### Entries supplied

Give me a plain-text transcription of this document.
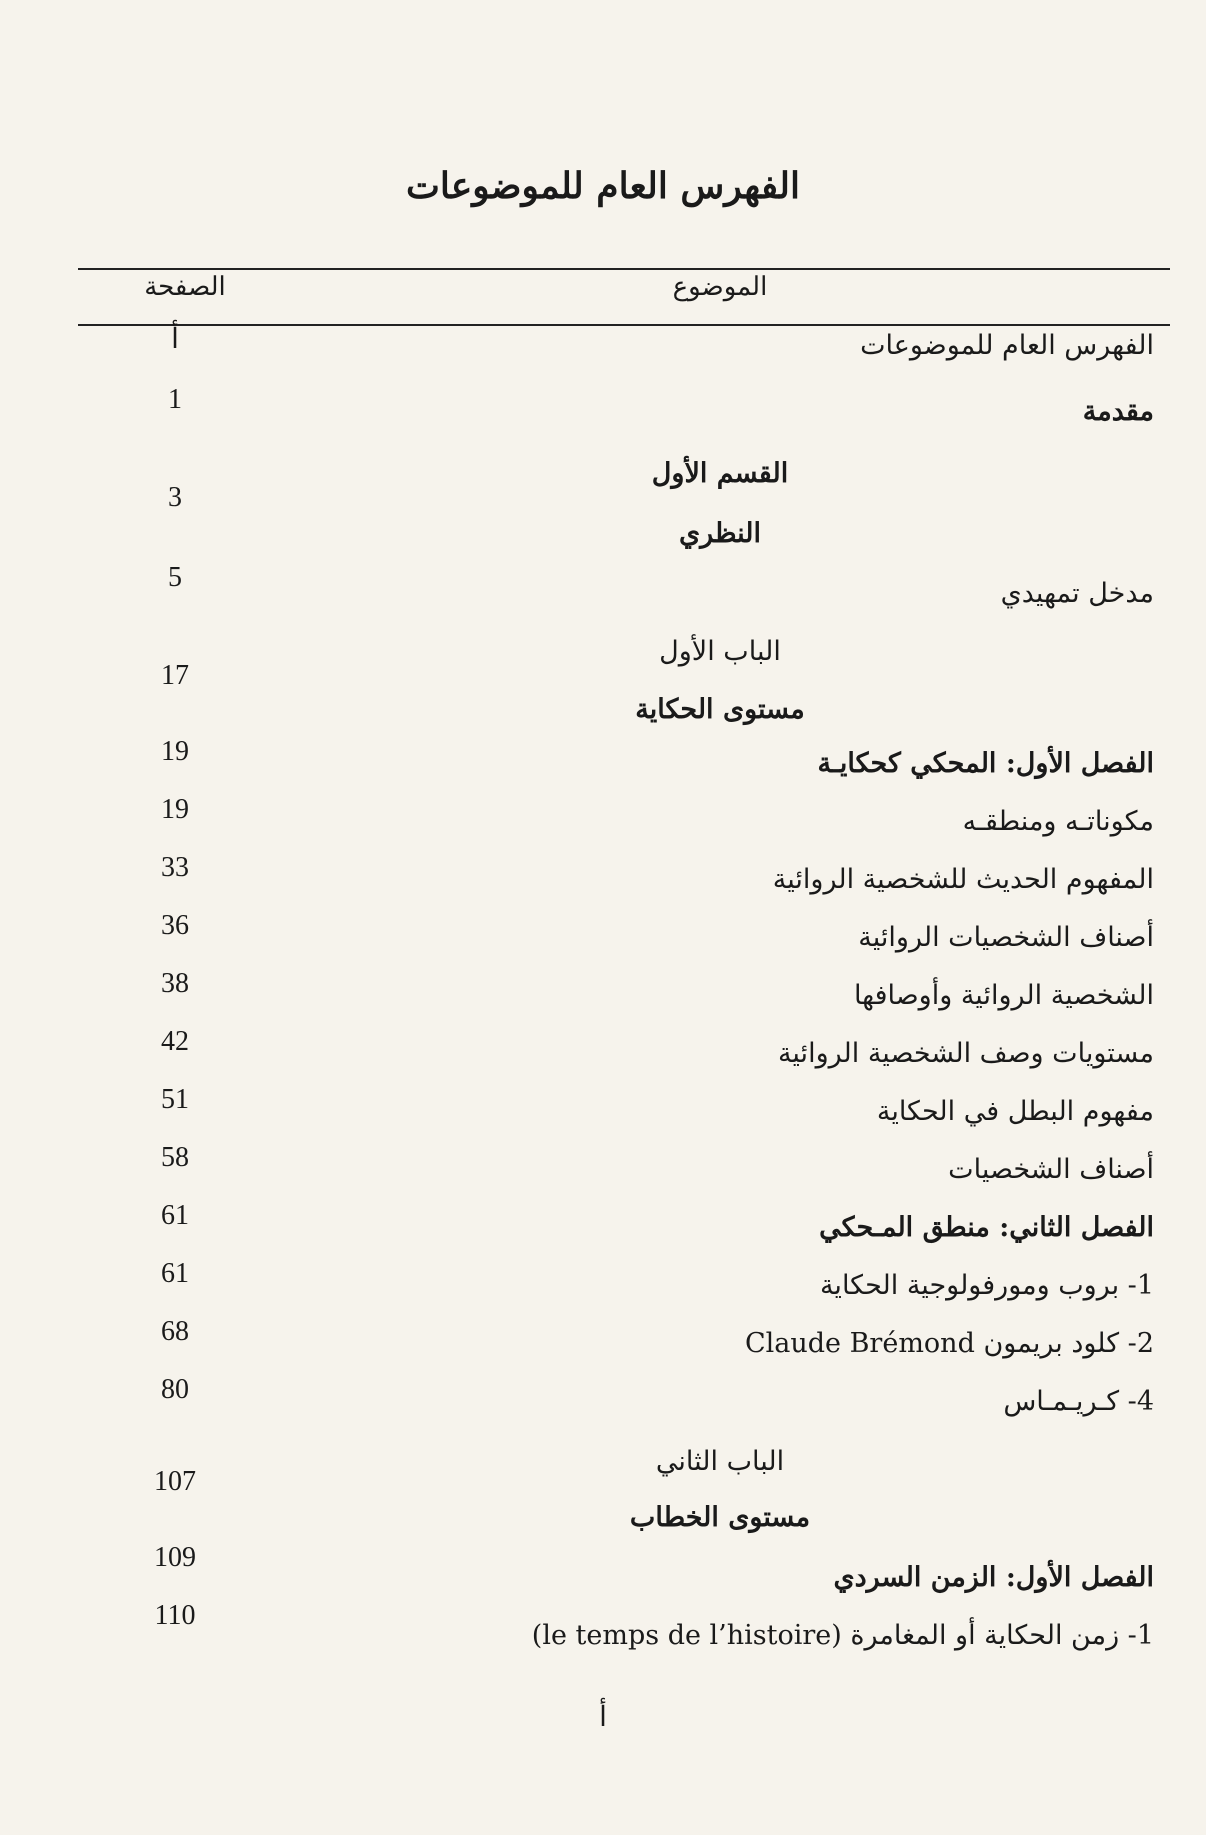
الفهرس العام للموضوعات
الموضوع
الصفحة
الفهرس العام للموضوعات
أ
مقدمة
1
القسم الأول
النظري
3
مدخل تمهيدي
5
الباب الأول
مستوى الحكاية
17
الفصل الأول: المحكي كحكايـة
19
مكوناتـه ومنطقـه
19
المفهوم الحديث للشخصية الروائية
33
أصناف الشخصيات الروائية
36
الشخصية الروائية وأوصافها
38
مستويات وصف الشخصية الروائية
42
مفهوم البطل في الحكاية
51
أصناف الشخصيات
58
الفصل الثاني: منطق المـحكي
61
1- بروب ومورفولوجية الحكاية
61
2- كلود بريمون Claude Brémond
68
4- كـريـمـاس
80
الباب الثاني
مستوى الخطاب
107
الفصل الأول: الزمن السردي
109
1- زمن الحكاية أو المغامرة (le temps de l’histoire)
110
أ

### Objective
Each record must be quoted in full and exactly. Do not include the pictures.

### Answer to this exercise
Give me a plain-text transcription of this document.
الفهرس العام للموضوعات
الموضوع
الصفحة
الفهرس العام للموضوعات
أ
مقدمة
1
القسم الأول
النظري
3
مدخل تمهيدي
5
الباب الأول
مستوى الحكاية
17
الفصل الأول: المحكي كحكايـة
19
مكوناتـه ومنطقـه
19
المفهوم الحديث للشخصية الروائية
33
أصناف الشخصيات الروائية
36
الشخصية الروائية وأوصافها
38
مستويات وصف الشخصية الروائية
42
مفهوم البطل في الحكاية
51
أصناف الشخصيات
58
الفصل الثاني: منطق المـحكي
61
1- بروب ومورفولوجية الحكاية
61
2- كلود بريمون Claude Brémond
68
4- كـريـمـاس
80
الباب الثاني
مستوى الخطاب
107
الفصل الأول: الزمن السردي
109
1- زمن الحكاية أو المغامرة (le temps de l’histoire)
110
أ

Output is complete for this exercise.